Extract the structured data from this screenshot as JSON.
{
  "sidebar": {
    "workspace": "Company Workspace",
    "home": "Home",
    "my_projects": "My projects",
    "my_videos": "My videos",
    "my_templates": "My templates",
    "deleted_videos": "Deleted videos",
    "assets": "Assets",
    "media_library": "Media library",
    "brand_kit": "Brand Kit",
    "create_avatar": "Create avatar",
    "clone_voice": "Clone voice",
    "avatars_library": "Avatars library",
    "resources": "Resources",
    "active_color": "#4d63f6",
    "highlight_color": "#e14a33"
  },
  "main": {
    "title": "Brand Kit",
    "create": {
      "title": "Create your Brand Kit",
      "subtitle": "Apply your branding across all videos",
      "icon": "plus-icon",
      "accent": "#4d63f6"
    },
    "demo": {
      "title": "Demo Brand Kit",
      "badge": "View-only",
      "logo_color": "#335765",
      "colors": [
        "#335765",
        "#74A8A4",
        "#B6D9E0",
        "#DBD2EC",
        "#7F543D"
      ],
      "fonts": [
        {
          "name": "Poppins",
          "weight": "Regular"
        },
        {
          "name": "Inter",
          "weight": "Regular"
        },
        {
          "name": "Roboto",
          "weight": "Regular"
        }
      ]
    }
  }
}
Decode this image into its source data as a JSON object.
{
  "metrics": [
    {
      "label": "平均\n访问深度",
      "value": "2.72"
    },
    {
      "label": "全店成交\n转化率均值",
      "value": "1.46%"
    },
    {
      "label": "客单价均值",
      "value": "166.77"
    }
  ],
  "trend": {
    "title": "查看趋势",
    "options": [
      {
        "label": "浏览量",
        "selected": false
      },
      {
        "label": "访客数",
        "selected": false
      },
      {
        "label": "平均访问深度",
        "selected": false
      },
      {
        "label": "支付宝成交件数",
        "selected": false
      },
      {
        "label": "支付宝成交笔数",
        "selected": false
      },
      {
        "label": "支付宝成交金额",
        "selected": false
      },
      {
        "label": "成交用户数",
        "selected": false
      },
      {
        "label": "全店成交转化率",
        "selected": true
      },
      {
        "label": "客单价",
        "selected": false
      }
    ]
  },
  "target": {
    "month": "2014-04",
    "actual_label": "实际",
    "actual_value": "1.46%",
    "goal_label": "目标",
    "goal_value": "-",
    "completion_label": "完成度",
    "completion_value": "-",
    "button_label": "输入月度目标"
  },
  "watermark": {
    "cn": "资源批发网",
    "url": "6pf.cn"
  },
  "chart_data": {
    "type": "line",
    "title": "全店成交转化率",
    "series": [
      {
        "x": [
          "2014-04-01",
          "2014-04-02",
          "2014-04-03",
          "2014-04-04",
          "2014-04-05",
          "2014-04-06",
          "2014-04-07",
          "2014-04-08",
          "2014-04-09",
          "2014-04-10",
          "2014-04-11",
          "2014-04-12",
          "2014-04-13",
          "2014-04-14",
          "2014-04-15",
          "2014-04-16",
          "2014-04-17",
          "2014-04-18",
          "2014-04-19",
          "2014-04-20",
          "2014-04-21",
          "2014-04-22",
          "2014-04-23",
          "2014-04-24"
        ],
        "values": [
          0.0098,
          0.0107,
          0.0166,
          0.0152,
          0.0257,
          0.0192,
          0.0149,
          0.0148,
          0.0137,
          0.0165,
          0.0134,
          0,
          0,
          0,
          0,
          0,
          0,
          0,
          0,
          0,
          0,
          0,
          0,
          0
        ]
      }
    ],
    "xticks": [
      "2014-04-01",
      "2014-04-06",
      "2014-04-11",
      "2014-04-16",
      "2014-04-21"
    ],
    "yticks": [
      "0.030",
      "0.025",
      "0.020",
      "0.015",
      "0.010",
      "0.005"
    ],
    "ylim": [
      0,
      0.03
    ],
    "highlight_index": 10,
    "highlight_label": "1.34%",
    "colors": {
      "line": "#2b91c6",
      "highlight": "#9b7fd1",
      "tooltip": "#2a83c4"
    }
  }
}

--- Goal ---
Copy all the lines, exactly.

--- Expected answer ---
Extract the structured data from this screenshot as JSON.
{
  "sidebar": {
    "workspace": "Company Workspace",
    "home": "Home",
    "my_projects": "My projects",
    "my_videos": "My videos",
    "my_templates": "My templates",
    "deleted_videos": "Deleted videos",
    "assets": "Assets",
    "media_library": "Media library",
    "brand_kit": "Brand Kit",
    "create_avatar": "Create avatar",
    "clone_voice": "Clone voice",
    "avatars_library": "Avatars library",
    "resources": "Resources",
    "active_color": "#4d63f6",
    "highlight_color": "#e14a33"
  },
  "main": {
    "title": "Brand Kit",
    "create": {
      "title": "Create your Brand Kit",
      "subtitle": "Apply your branding across all videos",
      "icon": "plus-icon",
      "accent": "#4d63f6"
    },
    "demo": {
      "title": "Demo Brand Kit",
      "badge": "View-only",
      "logo_color": "#335765",
      "colors": [
        "#335765",
        "#74A8A4",
        "#B6D9E0",
        "#DBD2EC",
        "#7F543D"
      ],
      "fonts": [
        {
          "name": "Poppins",
          "weight": "Regular"
        },
        {
          "name": "Inter",
          "weight": "Regular"
        },
        {
          "name": "Roboto",
          "weight": "Regular"
        }
      ]
    }
  }
}
Decode this image into its source data as a JSON object.
{
  "metrics": [
    {
      "label": "平均\n访问深度",
      "value": "2.72"
    },
    {
      "label": "全店成交\n转化率均值",
      "value": "1.46%"
    },
    {
      "label": "客单价均值",
      "value": "166.77"
    }
  ],
  "trend": {
    "title": "查看趋势",
    "options": [
      {
        "label": "浏览量",
        "selected": false
      },
      {
        "label": "访客数",
        "selected": false
      },
      {
        "label": "平均访问深度",
        "selected": false
      },
      {
        "label": "支付宝成交件数",
        "selected": false
      },
      {
        "label": "支付宝成交笔数",
        "selected": false
      },
      {
        "label": "支付宝成交金额",
        "selected": false
      },
      {
        "label": "成交用户数",
        "selected": false
      },
      {
        "label": "全店成交转化率",
        "selected": true
      },
      {
        "label": "客单价",
        "selected": false
      }
    ]
  },
  "target": {
    "month": "2014-04",
    "actual_label": "实际",
    "actual_value": "1.46%",
    "goal_label": "目标",
    "goal_value": "-",
    "completion_label": "完成度",
    "completion_value": "-",
    "button_label": "输入月度目标"
  },
  "watermark": {
    "cn": "资源批发网",
    "url": "6pf.cn"
  },
  "chart_data": {
    "type": "line",
    "title": "全店成交转化率",
    "series": [
      {
        "x": [
          "2014-04-01",
          "2014-04-02",
          "2014-04-03",
          "2014-04-04",
          "2014-04-05",
          "2014-04-06",
          "2014-04-07",
          "2014-04-08",
          "2014-04-09",
          "2014-04-10",
          "2014-04-11",
          "2014-04-12",
          "2014-04-13",
          "2014-04-14",
          "2014-04-15",
          "2014-04-16",
          "2014-04-17",
          "2014-04-18",
          "2014-04-19",
          "2014-04-20",
          "2014-04-21",
          "2014-04-22",
          "2014-04-23",
          "2014-04-24"
        ],
        "values": [
          0.0098,
          0.0107,
          0.0166,
          0.0152,
          0.0257,
          0.0192,
          0.0149,
          0.0148,
          0.0137,
          0.0165,
          0.0134,
          0,
          0,
          0,
          0,
          0,
          0,
          0,
          0,
          0,
          0,
          0,
          0,
          0
        ]
      }
    ],
    "xticks": [
      "2014-04-01",
      "2014-04-06",
      "2014-04-11",
      "2014-04-16",
      "2014-04-21"
    ],
    "yticks": [
      "0.030",
      "0.025",
      "0.020",
      "0.015",
      "0.010",
      "0.005"
    ],
    "ylim": [
      0,
      0.03
    ],
    "highlight_index": 10,
    "highlight_label": "1.34%",
    "colors": {
      "line": "#2b91c6",
      "highlight": "#9b7fd1",
      "tooltip": "#2a83c4"
    }
  }
}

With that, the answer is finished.